* _Short problem_
Restate every line of the material, word for word.

[Dataset excerpts]
· · · · · · ·

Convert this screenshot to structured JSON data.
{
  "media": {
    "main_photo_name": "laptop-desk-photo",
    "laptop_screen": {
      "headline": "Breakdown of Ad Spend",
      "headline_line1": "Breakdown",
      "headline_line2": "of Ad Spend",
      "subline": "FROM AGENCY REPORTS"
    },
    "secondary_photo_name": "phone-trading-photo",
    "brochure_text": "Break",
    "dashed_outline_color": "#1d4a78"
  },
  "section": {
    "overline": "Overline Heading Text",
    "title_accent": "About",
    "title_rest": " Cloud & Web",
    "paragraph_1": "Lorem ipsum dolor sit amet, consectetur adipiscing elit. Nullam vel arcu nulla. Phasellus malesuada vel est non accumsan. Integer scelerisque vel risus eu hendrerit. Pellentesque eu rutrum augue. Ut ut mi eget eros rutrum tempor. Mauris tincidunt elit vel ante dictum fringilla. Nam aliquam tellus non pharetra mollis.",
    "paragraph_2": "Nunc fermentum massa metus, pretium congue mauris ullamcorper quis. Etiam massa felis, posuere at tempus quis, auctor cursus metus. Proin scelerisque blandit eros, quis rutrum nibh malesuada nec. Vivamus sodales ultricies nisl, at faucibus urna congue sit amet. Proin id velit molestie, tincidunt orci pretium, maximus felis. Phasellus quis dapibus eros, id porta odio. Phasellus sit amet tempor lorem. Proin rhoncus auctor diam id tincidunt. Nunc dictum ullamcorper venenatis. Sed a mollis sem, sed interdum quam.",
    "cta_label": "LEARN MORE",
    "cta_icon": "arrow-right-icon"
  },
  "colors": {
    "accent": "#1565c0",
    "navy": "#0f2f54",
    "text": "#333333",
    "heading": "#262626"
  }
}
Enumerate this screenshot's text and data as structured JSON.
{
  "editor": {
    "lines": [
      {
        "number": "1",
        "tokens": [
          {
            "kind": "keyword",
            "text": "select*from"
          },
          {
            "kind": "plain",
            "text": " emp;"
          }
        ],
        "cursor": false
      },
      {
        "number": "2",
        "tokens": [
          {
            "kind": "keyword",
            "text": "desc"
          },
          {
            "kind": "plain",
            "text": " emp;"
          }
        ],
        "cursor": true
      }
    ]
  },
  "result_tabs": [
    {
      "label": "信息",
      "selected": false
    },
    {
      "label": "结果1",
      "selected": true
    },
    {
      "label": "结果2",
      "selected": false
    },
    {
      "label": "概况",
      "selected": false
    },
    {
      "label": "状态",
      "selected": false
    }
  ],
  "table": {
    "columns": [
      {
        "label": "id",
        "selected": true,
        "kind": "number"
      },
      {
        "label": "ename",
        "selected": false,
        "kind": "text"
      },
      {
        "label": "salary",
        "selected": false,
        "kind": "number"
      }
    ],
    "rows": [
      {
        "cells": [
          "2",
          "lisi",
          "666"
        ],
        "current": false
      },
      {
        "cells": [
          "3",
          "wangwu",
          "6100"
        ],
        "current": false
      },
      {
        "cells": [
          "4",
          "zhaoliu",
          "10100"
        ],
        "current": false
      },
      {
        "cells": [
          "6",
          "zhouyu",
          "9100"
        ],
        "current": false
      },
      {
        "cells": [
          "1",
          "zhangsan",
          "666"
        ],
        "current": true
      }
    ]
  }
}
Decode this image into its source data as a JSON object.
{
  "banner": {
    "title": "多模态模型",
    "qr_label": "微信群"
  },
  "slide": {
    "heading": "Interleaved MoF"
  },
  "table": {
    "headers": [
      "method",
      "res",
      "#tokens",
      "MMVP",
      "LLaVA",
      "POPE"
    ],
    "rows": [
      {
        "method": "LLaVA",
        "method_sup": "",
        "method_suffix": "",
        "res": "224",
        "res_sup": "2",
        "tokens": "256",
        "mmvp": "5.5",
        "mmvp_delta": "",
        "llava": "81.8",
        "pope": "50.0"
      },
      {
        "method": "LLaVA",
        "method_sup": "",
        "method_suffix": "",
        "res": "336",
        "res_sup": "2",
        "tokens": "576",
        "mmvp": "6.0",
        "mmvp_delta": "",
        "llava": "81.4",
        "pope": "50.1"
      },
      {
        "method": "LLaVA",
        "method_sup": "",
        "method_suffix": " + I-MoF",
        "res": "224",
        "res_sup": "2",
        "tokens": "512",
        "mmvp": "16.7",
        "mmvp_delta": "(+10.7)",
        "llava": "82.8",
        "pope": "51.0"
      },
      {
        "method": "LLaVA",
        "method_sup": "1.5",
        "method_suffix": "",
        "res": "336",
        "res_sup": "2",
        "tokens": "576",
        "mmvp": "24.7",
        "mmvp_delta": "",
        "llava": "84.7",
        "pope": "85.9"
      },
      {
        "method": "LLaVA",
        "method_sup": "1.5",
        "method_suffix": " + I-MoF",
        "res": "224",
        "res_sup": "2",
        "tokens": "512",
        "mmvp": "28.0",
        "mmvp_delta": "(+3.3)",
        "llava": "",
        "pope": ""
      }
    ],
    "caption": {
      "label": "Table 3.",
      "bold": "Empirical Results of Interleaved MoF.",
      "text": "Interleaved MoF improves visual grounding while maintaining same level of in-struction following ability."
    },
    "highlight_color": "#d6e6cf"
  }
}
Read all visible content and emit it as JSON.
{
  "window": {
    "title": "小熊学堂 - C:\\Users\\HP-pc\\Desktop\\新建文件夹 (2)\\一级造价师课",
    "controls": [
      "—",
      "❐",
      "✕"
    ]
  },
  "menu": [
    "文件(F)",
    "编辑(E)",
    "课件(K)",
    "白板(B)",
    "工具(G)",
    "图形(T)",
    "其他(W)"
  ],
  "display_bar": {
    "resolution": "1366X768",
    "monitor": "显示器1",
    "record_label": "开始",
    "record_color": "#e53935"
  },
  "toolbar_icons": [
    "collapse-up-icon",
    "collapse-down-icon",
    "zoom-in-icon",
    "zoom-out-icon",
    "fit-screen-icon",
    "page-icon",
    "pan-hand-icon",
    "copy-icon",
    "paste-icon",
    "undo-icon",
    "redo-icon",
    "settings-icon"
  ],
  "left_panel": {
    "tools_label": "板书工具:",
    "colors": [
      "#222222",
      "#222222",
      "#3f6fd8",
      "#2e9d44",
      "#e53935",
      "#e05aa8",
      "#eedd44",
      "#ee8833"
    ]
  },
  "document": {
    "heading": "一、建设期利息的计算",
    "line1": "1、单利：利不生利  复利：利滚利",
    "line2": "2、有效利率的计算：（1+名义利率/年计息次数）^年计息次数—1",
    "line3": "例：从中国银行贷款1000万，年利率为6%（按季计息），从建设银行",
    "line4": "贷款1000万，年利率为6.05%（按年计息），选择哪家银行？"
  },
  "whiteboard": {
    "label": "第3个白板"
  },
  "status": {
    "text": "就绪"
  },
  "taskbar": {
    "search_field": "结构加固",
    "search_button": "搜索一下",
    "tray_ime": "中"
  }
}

· · · · · · ·

* _In response_
Convert this screenshot to structured JSON data.
{
  "media": {
    "main_photo_name": "laptop-desk-photo",
    "laptop_screen": {
      "headline": "Breakdown of Ad Spend",
      "headline_line1": "Breakdown",
      "headline_line2": "of Ad Spend",
      "subline": "FROM AGENCY REPORTS"
    },
    "secondary_photo_name": "phone-trading-photo",
    "brochure_text": "Break",
    "dashed_outline_color": "#1d4a78"
  },
  "section": {
    "overline": "Overline Heading Text",
    "title_accent": "About",
    "title_rest": " Cloud & Web",
    "paragraph_1": "Lorem ipsum dolor sit amet, consectetur adipiscing elit. Nullam vel arcu nulla. Phasellus malesuada vel est non accumsan. Integer scelerisque vel risus eu hendrerit. Pellentesque eu rutrum augue. Ut ut mi eget eros rutrum tempor. Mauris tincidunt elit vel ante dictum fringilla. Nam aliquam tellus non pharetra mollis.",
    "paragraph_2": "Nunc fermentum massa metus, pretium congue mauris ullamcorper quis. Etiam massa felis, posuere at tempus quis, auctor cursus metus. Proin scelerisque blandit eros, quis rutrum nibh malesuada nec. Vivamus sodales ultricies nisl, at faucibus urna congue sit amet. Proin id velit molestie, tincidunt orci pretium, maximus felis. Phasellus quis dapibus eros, id porta odio. Phasellus sit amet tempor lorem. Proin rhoncus auctor diam id tincidunt. Nunc dictum ullamcorper venenatis. Sed a mollis sem, sed interdum quam.",
    "cta_label": "LEARN MORE",
    "cta_icon": "arrow-right-icon"
  },
  "colors": {
    "accent": "#1565c0",
    "navy": "#0f2f54",
    "text": "#333333",
    "heading": "#262626"
  }
}
Enumerate this screenshot's text and data as structured JSON.
{
  "editor": {
    "lines": [
      {
        "number": "1",
        "tokens": [
          {
            "kind": "keyword",
            "text": "select*from"
          },
          {
            "kind": "plain",
            "text": " emp;"
          }
        ],
        "cursor": false
      },
      {
        "number": "2",
        "tokens": [
          {
            "kind": "keyword",
            "text": "desc"
          },
          {
            "kind": "plain",
            "text": " emp;"
          }
        ],
        "cursor": true
      }
    ]
  },
  "result_tabs": [
    {
      "label": "信息",
      "selected": false
    },
    {
      "label": "结果1",
      "selected": true
    },
    {
      "label": "结果2",
      "selected": false
    },
    {
      "label": "概况",
      "selected": false
    },
    {
      "label": "状态",
      "selected": false
    }
  ],
  "table": {
    "columns": [
      {
        "label": "id",
        "selected": true,
        "kind": "number"
      },
      {
        "label": "ename",
        "selected": false,
        "kind": "text"
      },
      {
        "label": "salary",
        "selected": false,
        "kind": "number"
      }
    ],
    "rows": [
      {
        "cells": [
          "2",
          "lisi",
          "666"
        ],
        "current": false
      },
      {
        "cells": [
          "3",
          "wangwu",
          "6100"
        ],
        "current": false
      },
      {
        "cells": [
          "4",
          "zhaoliu",
          "10100"
        ],
        "current": false
      },
      {
        "cells": [
          "6",
          "zhouyu",
          "9100"
        ],
        "current": false
      },
      {
        "cells": [
          "1",
          "zhangsan",
          "666"
        ],
        "current": true
      }
    ]
  }
}
Decode this image into its source data as a JSON object.
{
  "banner": {
    "title": "多模态模型",
    "qr_label": "微信群"
  },
  "slide": {
    "heading": "Interleaved MoF"
  },
  "table": {
    "headers": [
      "method",
      "res",
      "#tokens",
      "MMVP",
      "LLaVA",
      "POPE"
    ],
    "rows": [
      {
        "method": "LLaVA",
        "method_sup": "",
        "method_suffix": "",
        "res": "224",
        "res_sup": "2",
        "tokens": "256",
        "mmvp": "5.5",
        "mmvp_delta": "",
        "llava": "81.8",
        "pope": "50.0"
      },
      {
        "method": "LLaVA",
        "method_sup": "",
        "method_suffix": "",
        "res": "336",
        "res_sup": "2",
        "tokens": "576",
        "mmvp": "6.0",
        "mmvp_delta": "",
        "llava": "81.4",
        "pope": "50.1"
      },
      {
        "method": "LLaVA",
        "method_sup": "",
        "method_suffix": " + I-MoF",
        "res": "224",
        "res_sup": "2",
        "tokens": "512",
        "mmvp": "16.7",
        "mmvp_delta": "(+10.7)",
        "llava": "82.8",
        "pope": "51.0"
      },
      {
        "method": "LLaVA",
        "method_sup": "1.5",
        "method_suffix": "",
        "res": "336",
        "res_sup": "2",
        "tokens": "576",
        "mmvp": "24.7",
        "mmvp_delta": "",
        "llava": "84.7",
        "pope": "85.9"
      },
      {
        "method": "LLaVA",
        "method_sup": "1.5",
        "method_suffix": " + I-MoF",
        "res": "224",
        "res_sup": "2",
        "tokens": "512",
        "mmvp": "28.0",
        "mmvp_delta": "(+3.3)",
        "llava": "",
        "pope": ""
      }
    ],
    "caption": {
      "label": "Table 3.",
      "bold": "Empirical Results of Interleaved MoF.",
      "text": "Interleaved MoF improves visual grounding while maintaining same level of in-struction following ability."
    },
    "highlight_color": "#d6e6cf"
  }
}
Read all visible content and emit it as JSON.
{
  "window": {
    "title": "小熊学堂 - C:\\Users\\HP-pc\\Desktop\\新建文件夹 (2)\\一级造价师课",
    "controls": [
      "—",
      "❐",
      "✕"
    ]
  },
  "menu": [
    "文件(F)",
    "编辑(E)",
    "课件(K)",
    "白板(B)",
    "工具(G)",
    "图形(T)",
    "其他(W)"
  ],
  "display_bar": {
    "resolution": "1366X768",
    "monitor": "显示器1",
    "record_label": "开始",
    "record_color": "#e53935"
  },
  "toolbar_icons": [
    "collapse-up-icon",
    "collapse-down-icon",
    "zoom-in-icon",
    "zoom-out-icon",
    "fit-screen-icon",
    "page-icon",
    "pan-hand-icon",
    "copy-icon",
    "paste-icon",
    "undo-icon",
    "redo-icon",
    "settings-icon"
  ],
  "left_panel": {
    "tools_label": "板书工具:",
    "colors": [
      "#222222",
      "#222222",
      "#3f6fd8",
      "#2e9d44",
      "#e53935",
      "#e05aa8",
      "#eedd44",
      "#ee8833"
    ]
  },
  "document": {
    "heading": "一、建设期利息的计算",
    "line1": "1、单利：利不生利  复利：利滚利",
    "line2": "2、有效利率的计算：（1+名义利率/年计息次数）^年计息次数—1",
    "line3": "例：从中国银行贷款1000万，年利率为6%（按季计息），从建设银行",
    "line4": "贷款1000万，年利率为6.05%（按年计息），选择哪家银行？"
  },
  "whiteboard": {
    "label": "第3个白板"
  },
  "status": {
    "text": "就绪"
  },
  "taskbar": {
    "search_field": "结构加固",
    "search_button": "搜索一下",
    "tray_ime": "中"
  }
}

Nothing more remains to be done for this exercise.